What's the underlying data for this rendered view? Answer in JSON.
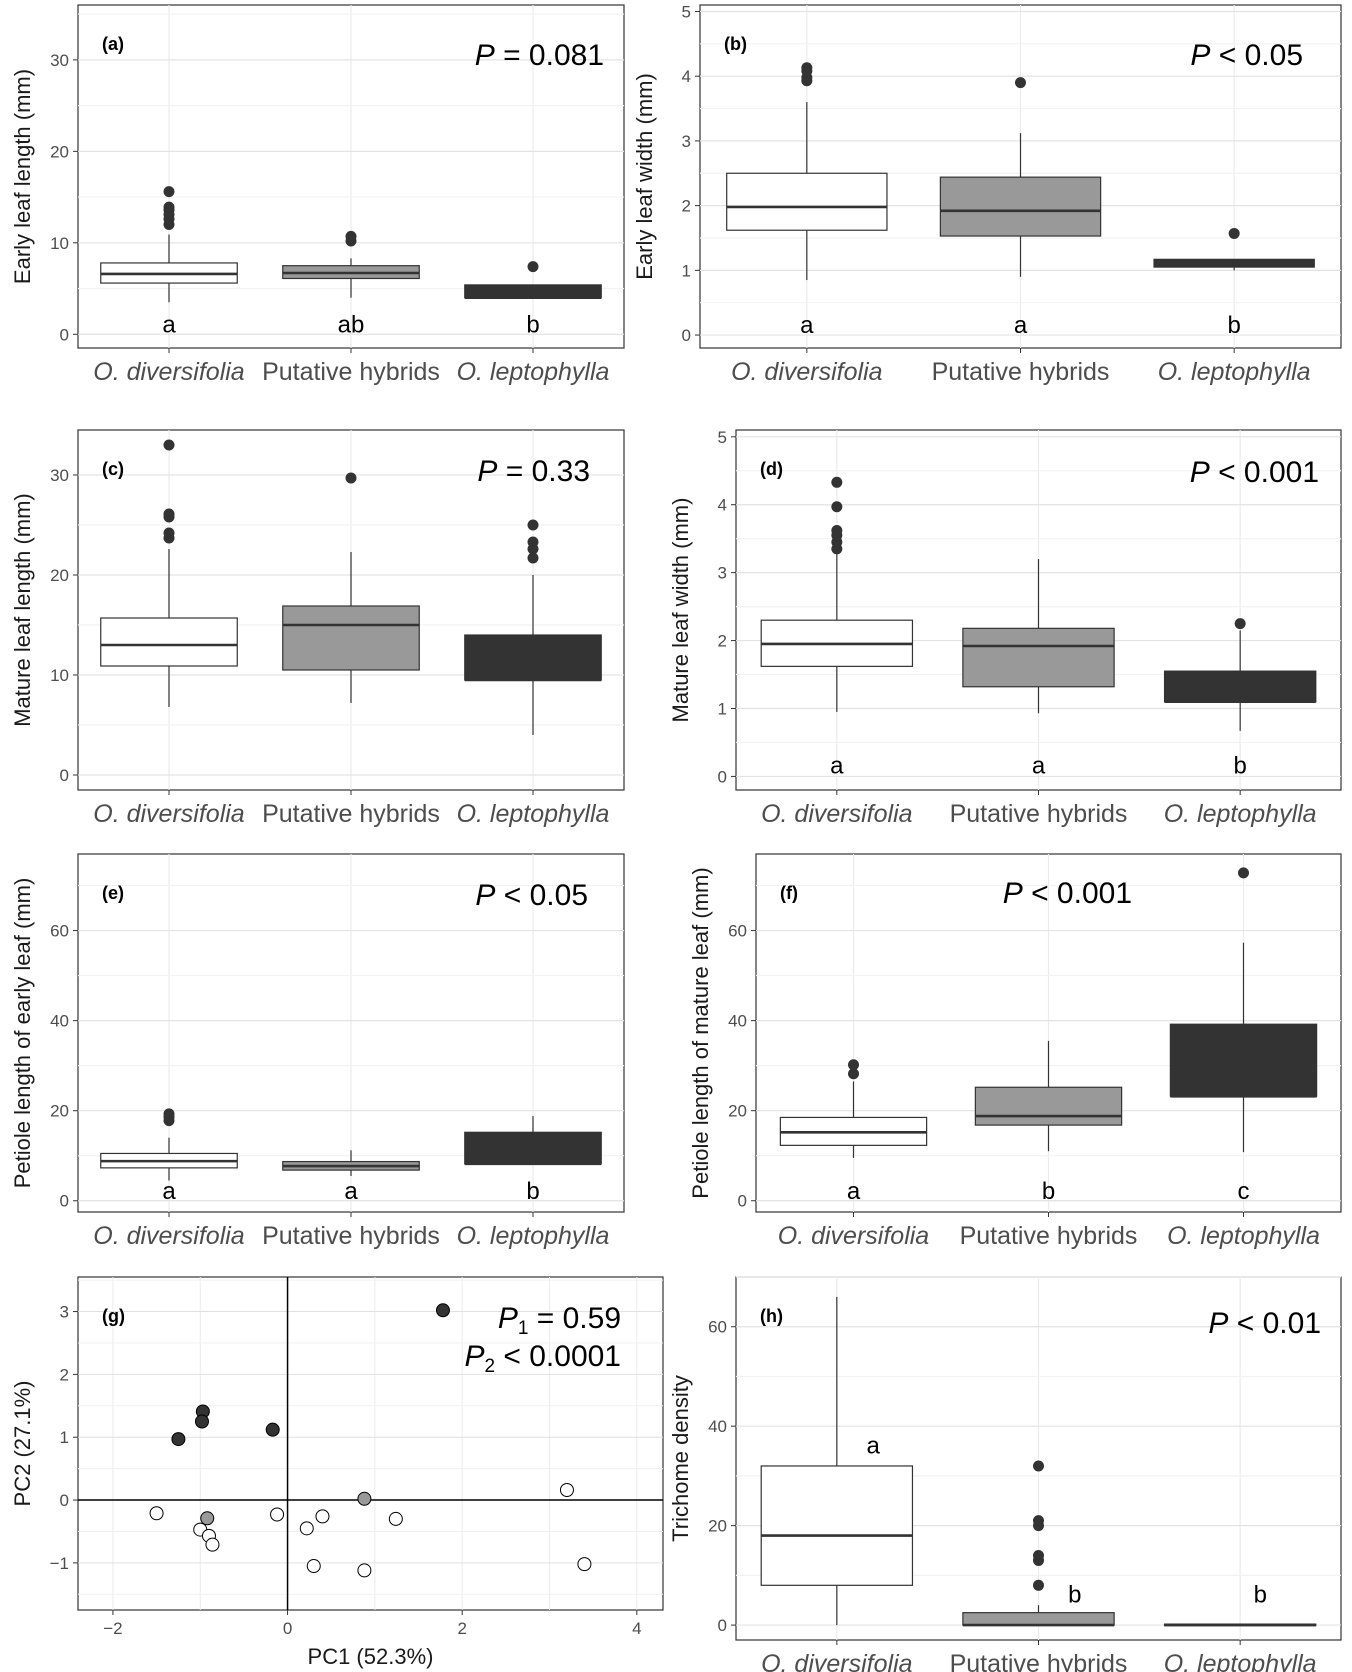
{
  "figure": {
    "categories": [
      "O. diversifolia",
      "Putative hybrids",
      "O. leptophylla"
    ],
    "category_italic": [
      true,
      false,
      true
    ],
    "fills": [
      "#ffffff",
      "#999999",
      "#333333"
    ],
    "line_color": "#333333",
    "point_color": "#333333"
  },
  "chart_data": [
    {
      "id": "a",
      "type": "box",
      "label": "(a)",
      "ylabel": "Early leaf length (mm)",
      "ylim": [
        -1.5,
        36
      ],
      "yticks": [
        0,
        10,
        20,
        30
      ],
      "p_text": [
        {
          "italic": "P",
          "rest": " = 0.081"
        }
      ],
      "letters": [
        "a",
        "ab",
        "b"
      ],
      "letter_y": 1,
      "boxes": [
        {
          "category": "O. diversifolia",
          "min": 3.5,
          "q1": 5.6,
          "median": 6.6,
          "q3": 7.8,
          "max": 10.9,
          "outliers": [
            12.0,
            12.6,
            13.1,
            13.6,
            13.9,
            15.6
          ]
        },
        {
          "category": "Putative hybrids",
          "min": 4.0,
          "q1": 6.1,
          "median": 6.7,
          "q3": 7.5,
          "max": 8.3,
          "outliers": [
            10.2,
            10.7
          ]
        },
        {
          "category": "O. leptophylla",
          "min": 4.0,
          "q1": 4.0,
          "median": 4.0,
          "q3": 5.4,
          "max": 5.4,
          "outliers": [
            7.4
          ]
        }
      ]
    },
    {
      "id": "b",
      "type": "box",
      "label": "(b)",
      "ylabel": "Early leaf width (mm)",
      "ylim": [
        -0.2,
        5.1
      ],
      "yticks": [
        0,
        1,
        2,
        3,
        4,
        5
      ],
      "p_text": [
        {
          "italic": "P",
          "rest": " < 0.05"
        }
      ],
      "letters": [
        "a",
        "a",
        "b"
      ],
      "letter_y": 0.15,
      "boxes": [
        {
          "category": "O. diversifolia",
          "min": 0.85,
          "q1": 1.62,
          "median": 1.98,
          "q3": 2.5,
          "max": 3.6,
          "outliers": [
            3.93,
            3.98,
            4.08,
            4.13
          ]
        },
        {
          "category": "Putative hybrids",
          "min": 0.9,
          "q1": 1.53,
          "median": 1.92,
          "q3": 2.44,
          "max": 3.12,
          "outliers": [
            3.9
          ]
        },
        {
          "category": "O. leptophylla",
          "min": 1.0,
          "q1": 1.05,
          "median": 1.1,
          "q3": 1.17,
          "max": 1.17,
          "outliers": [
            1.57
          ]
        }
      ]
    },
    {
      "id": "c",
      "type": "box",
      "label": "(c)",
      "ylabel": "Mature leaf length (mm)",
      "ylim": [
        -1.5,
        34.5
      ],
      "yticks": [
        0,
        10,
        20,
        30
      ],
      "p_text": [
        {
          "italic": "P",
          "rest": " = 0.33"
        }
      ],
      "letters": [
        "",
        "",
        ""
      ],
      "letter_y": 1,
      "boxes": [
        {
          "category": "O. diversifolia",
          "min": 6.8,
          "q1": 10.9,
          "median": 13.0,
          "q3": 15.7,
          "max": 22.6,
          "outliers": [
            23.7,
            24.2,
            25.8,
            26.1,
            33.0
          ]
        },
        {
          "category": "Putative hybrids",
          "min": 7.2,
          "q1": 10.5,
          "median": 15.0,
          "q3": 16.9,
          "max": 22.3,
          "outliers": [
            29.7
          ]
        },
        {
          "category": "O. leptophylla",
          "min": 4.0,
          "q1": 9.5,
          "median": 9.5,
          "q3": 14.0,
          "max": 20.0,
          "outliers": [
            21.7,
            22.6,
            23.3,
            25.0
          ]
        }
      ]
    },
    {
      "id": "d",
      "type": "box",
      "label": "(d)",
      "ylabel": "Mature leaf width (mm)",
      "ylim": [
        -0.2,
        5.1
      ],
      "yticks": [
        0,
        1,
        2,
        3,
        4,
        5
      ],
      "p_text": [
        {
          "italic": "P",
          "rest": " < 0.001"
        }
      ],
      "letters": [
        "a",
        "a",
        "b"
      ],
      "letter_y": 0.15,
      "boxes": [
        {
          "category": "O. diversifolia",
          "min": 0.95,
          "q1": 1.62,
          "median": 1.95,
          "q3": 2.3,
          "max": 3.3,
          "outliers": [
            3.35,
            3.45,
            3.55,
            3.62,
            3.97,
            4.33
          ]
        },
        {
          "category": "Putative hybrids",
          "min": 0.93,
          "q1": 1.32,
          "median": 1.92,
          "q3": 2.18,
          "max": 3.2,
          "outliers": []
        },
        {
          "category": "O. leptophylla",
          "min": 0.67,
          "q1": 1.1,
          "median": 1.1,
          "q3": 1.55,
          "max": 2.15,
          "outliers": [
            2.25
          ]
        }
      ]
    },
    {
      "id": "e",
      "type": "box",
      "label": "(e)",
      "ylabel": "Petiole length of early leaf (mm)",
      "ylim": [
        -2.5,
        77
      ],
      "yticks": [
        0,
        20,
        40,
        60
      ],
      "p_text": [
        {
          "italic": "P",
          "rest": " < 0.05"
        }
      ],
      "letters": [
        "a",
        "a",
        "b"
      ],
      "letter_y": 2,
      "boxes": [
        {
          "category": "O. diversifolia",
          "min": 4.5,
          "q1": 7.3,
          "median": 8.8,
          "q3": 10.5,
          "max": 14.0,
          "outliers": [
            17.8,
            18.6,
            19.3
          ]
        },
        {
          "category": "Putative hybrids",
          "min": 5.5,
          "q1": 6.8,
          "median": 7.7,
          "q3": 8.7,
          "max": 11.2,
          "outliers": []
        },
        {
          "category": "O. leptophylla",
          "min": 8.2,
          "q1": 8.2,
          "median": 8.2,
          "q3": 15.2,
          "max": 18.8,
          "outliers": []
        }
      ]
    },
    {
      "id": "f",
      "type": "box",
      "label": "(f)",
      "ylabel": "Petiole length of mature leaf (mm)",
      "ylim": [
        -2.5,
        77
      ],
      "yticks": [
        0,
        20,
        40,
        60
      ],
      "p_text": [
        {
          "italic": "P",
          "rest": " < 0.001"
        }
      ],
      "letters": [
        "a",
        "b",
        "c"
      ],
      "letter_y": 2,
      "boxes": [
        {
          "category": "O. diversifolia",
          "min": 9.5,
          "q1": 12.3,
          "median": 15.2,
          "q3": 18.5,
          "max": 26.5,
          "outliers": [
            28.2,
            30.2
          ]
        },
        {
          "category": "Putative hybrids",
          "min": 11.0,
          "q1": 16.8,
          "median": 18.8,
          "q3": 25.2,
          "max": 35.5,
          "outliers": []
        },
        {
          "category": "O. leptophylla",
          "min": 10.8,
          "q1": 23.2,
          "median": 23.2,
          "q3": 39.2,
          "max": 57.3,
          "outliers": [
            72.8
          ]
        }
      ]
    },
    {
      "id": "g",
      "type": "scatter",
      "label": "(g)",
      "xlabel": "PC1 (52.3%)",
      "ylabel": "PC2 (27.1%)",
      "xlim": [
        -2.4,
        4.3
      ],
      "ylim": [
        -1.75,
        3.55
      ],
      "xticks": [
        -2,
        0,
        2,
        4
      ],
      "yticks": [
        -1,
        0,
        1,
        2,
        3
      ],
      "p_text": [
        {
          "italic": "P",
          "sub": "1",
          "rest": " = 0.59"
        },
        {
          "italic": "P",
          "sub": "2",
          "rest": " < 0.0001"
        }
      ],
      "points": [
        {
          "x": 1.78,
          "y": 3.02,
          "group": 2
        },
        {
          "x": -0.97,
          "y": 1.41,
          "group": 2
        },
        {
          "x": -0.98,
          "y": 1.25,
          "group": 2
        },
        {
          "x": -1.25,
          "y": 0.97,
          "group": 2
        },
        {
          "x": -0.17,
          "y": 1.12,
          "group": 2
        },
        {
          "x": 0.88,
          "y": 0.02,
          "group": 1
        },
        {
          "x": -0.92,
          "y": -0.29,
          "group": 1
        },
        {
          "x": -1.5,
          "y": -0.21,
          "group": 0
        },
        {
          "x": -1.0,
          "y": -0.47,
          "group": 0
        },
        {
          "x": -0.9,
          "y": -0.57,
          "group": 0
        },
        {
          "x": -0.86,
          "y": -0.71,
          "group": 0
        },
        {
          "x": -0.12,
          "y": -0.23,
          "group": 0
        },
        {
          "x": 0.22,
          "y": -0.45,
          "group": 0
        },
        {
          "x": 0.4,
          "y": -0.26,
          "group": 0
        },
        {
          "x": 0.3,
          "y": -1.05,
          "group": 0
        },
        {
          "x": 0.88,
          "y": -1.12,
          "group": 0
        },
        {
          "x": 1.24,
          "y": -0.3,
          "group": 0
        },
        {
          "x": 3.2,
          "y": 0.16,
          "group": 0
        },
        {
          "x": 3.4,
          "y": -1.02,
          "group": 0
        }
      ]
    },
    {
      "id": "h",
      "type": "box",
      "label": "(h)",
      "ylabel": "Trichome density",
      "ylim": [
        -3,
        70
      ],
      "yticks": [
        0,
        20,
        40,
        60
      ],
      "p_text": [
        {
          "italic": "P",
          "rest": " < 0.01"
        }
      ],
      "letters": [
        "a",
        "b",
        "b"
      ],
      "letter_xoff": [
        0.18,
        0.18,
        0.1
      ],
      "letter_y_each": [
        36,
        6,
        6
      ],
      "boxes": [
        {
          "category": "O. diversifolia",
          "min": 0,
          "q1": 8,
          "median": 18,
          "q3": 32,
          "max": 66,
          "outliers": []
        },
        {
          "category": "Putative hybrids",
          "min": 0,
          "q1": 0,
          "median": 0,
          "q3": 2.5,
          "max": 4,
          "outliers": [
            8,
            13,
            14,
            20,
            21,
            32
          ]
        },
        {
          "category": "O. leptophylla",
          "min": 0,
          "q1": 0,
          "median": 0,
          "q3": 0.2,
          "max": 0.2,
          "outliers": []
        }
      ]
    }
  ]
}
━━━━━━━━
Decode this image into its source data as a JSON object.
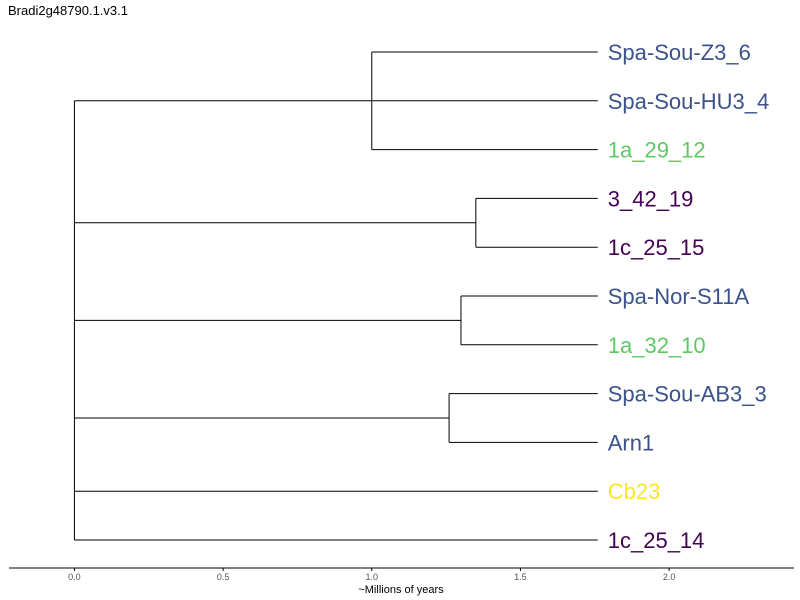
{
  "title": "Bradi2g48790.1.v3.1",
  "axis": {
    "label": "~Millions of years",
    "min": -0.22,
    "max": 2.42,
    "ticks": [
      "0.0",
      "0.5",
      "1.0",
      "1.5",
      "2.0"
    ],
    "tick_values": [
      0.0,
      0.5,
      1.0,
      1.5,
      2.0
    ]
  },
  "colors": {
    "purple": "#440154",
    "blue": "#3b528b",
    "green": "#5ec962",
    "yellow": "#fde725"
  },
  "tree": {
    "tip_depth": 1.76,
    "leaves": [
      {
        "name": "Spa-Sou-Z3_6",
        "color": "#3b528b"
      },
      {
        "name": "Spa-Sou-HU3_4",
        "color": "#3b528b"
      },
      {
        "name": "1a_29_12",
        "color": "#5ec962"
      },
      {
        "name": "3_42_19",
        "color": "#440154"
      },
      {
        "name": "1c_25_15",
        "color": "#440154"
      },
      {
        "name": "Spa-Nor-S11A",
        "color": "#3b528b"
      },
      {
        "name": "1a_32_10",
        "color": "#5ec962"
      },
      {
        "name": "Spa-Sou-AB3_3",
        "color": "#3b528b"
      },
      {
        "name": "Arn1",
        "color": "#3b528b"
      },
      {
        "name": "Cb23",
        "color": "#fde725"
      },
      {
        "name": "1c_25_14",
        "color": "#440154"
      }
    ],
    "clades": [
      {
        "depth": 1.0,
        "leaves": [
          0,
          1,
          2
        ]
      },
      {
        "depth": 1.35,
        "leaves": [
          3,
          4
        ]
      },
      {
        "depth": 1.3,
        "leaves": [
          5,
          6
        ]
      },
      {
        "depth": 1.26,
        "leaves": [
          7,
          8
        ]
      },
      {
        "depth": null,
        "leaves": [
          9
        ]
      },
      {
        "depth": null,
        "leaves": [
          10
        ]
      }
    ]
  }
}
━━━━━━━━
**Task objective**
Among the lines of the data above, count those holding "this" and state only the number.

**Written answer**
2